-- Begin AVAILABLE RECORDS --

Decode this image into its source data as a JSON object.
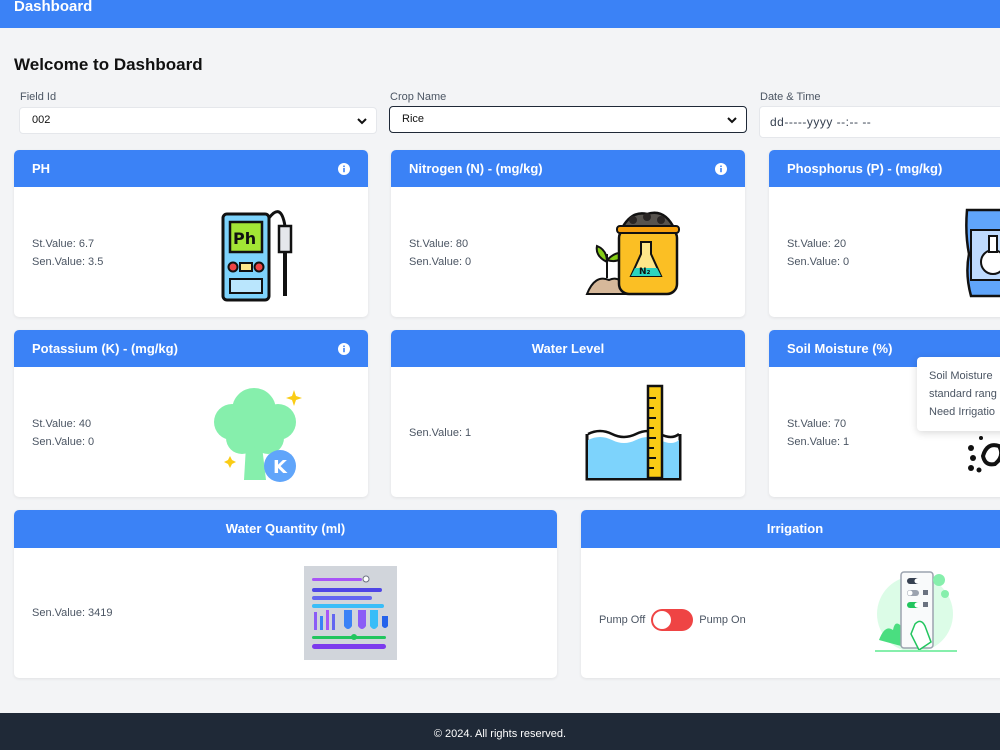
{
  "header": {
    "brand": "Dashboard"
  },
  "page": {
    "welcome": "Welcome to Dashboard"
  },
  "filters": {
    "field_id": {
      "label": "Field Id",
      "value": "002"
    },
    "crop_name": {
      "label": "Crop Name",
      "value": "Rice"
    },
    "date_time": {
      "label": "Date & Time",
      "value": "dd-----yyyy --:-- --"
    }
  },
  "cards": {
    "ph": {
      "title": "PH",
      "st_value": "St.Value: 6.7",
      "sen_value": "Sen.Value: 3.5"
    },
    "nitrogen": {
      "title": "Nitrogen (N) - (mg/kg)",
      "st_value": "St.Value: 80",
      "sen_value": "Sen.Value: 0"
    },
    "phosphorus": {
      "title": "Phosphorus (P) - (mg/kg)",
      "st_value": "St.Value: 20",
      "sen_value": "Sen.Value: 0"
    },
    "potassium": {
      "title": "Potassium (K) - (mg/kg)",
      "st_value": "St.Value: 40",
      "sen_value": "Sen.Value: 0"
    },
    "water_level": {
      "title": "Water Level",
      "sen_value": "Sen.Value: 1"
    },
    "soil_moisture": {
      "title": "Soil Moisture (%)",
      "st_value": "St.Value: 70",
      "sen_value": "Sen.Value: 1"
    },
    "water_quantity": {
      "title": "Water Quantity (ml)",
      "sen_value": "Sen.Value: 3419"
    },
    "irrigation": {
      "title": "Irrigation",
      "pump_off": "Pump Off",
      "pump_on": "Pump On"
    }
  },
  "tooltip": {
    "line1": "Soil Moisture",
    "line2": "standard rang",
    "line3": "Need Irrigatio"
  },
  "footer": {
    "text": "© 2024. All rights reserved."
  },
  "colors": {
    "primary": "#3b82f6",
    "footer": "#1f2937",
    "toggle_off": "#ef4444"
  }
}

-- End AVAILABLE RECORDS --

__TASK BRIEF__: Search the records above for "title". Copy each line where it is found.

__THE OUTPUT__:
      "title": "PH",
      "title": "Nitrogen (N) - (mg/kg)",
      "title": "Phosphorus (P) - (mg/kg)",
      "title": "Potassium (K) - (mg/kg)",
      "title": "Water Level",
      "title": "Soil Moisture (%)",
      "title": "Water Quantity (ml)",
      "title": "Irrigation",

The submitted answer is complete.